■ Task details: Every line of the material is to be quoted verbatim, minus the pictures.

■ Data for processing:

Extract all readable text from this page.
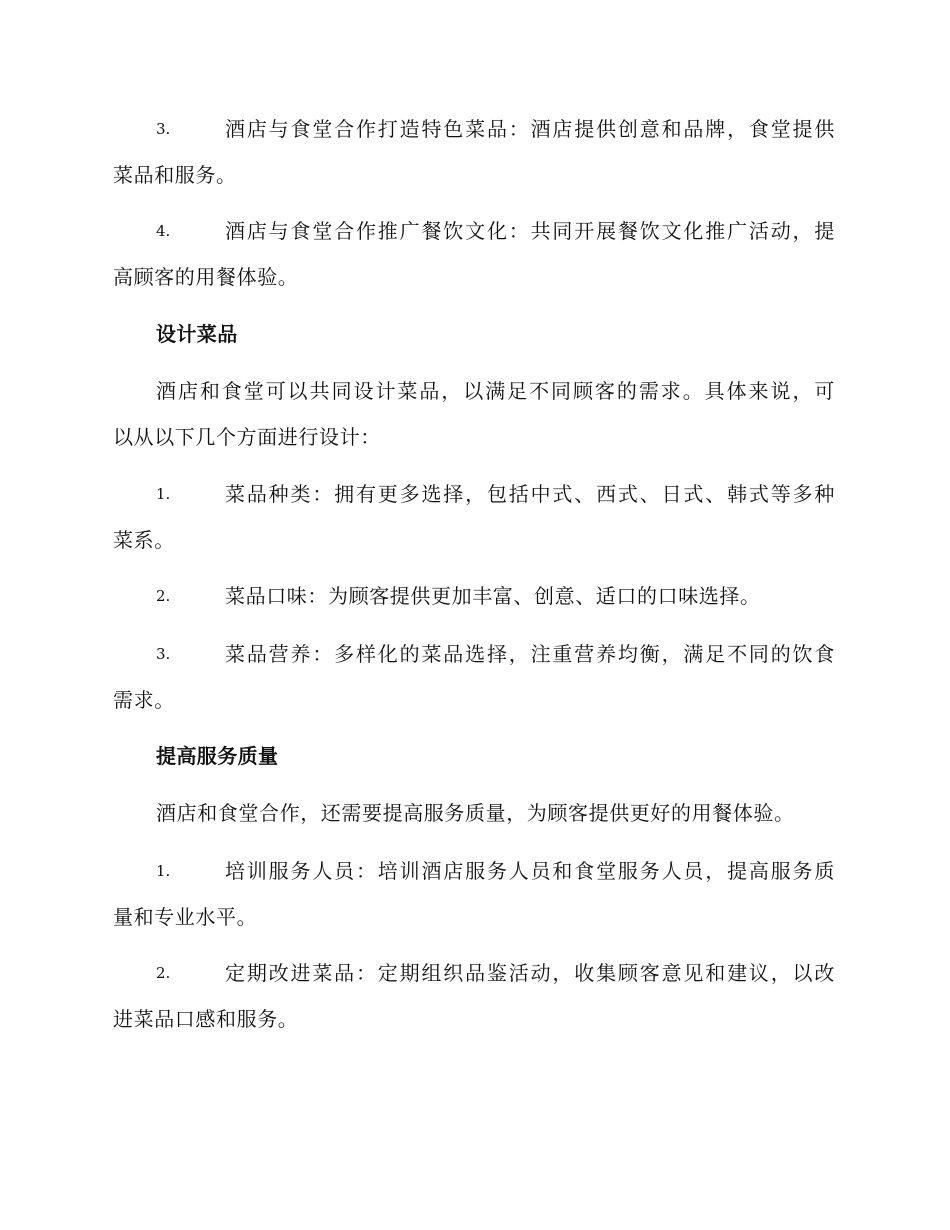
3.	酒店与食堂合作打造特色菜品：酒店提供创意和品牌，食堂提供
菜品和服务。
4.	酒店与食堂合作推广餐饮文化：共同开展餐饮文化推广活动，提
高顾客的用餐体验。
设计菜品
酒店和食堂可以共同设计菜品，以满足不同顾客的需求。具体来说，可
以从以下几个方面进行设计：
1.	菜品种类：拥有更多选择，包括中式、西式、日式、韩式等多种
菜系。
2.	菜品口味：为顾客提供更加丰富、创意、适口的口味选择。
3.	菜品营养：多样化的菜品选择，注重营养均衡，满足不同的饮食
需求。
提高服务质量
酒店和食堂合作，还需要提高服务质量，为顾客提供更好的用餐体验。
1.	培训服务人员：培训酒店服务人员和食堂服务人员，提高服务质
量和专业水平。
2.	定期改进菜品：定期组织品鉴活动，收集顾客意见和建议，以改
进菜品口感和服务。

■ Output of the exercise:
Extract all readable text from this page.
3.	酒店与食堂合作打造特色菜品：酒店提供创意和品牌，食堂提供
菜品和服务。
4.	酒店与食堂合作推广餐饮文化：共同开展餐饮文化推广活动，提
高顾客的用餐体验。
设计菜品
酒店和食堂可以共同设计菜品，以满足不同顾客的需求。具体来说，可
以从以下几个方面进行设计：
1.	菜品种类：拥有更多选择，包括中式、西式、日式、韩式等多种
菜系。
2.	菜品口味：为顾客提供更加丰富、创意、适口的口味选择。
3.	菜品营养：多样化的菜品选择，注重营养均衡，满足不同的饮食
需求。
提高服务质量
酒店和食堂合作，还需要提高服务质量，为顾客提供更好的用餐体验。
1.	培训服务人员：培训酒店服务人员和食堂服务人员，提高服务质
量和专业水平。
2.	定期改进菜品：定期组织品鉴活动，收集顾客意见和建议，以改
进菜品口感和服务。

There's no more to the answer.